● **Task description**: Gather, from the data below, each line in which the word "江阴市中西医结合医院" occurs.

● **Stored items**:
——————

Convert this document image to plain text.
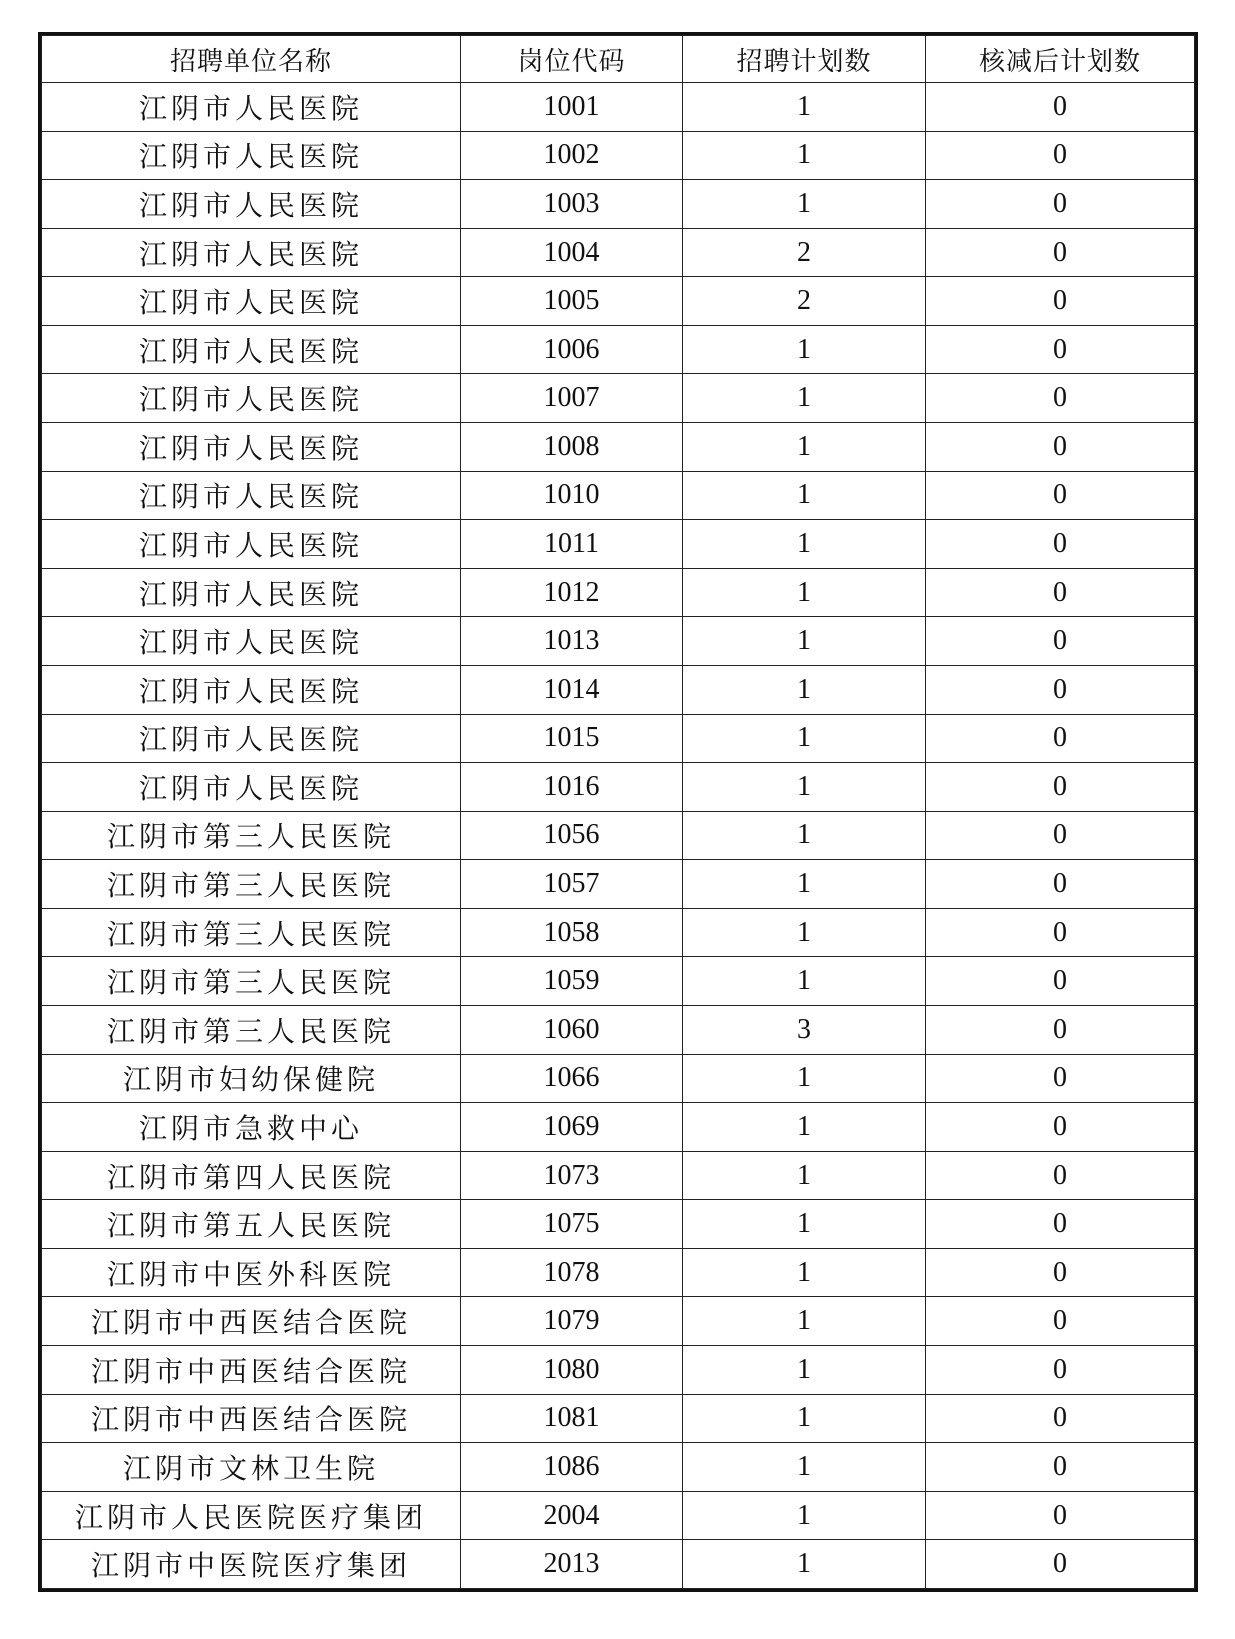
招聘单位名称	岗位代码	招聘计划数	核减后计划数
江阴市人民医院	1001	1	0
江阴市人民医院	1002	1	0
江阴市人民医院	1003	1	0
江阴市人民医院	1004	2	0
江阴市人民医院	1005	2	0
江阴市人民医院	1006	1	0
江阴市人民医院	1007	1	0
江阴市人民医院	1008	1	0
江阴市人民医院	1010	1	0
江阴市人民医院	1011	1	0
江阴市人民医院	1012	1	0
江阴市人民医院	1013	1	0
江阴市人民医院	1014	1	0
江阴市人民医院	1015	1	0
江阴市人民医院	1016	1	0
江阴市第三人民医院	1056	1	0
江阴市第三人民医院	1057	1	0
江阴市第三人民医院	1058	1	0
江阴市第三人民医院	1059	1	0
江阴市第三人民医院	1060	3	0
江阴市妇幼保健院	1066	1	0
江阴市急救中心	1069	1	0
江阴市第四人民医院	1073	1	0
江阴市第五人民医院	1075	1	0
江阴市中医外科医院	1078	1	0
江阴市中西医结合医院	1079	1	0
江阴市中西医结合医院	1080	1	0
江阴市中西医结合医院	1081	1	0
江阴市文林卫生院	1086	1	0
江阴市人民医院医疗集团	2004	1	0
江阴市中医院医疗集团	2013	1	0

——————

● **Answer to the problem**:
江阴市中西医结合医院	1079	1	0
江阴市中西医结合医院	1080	1	0
江阴市中西医结合医院	1081	1	0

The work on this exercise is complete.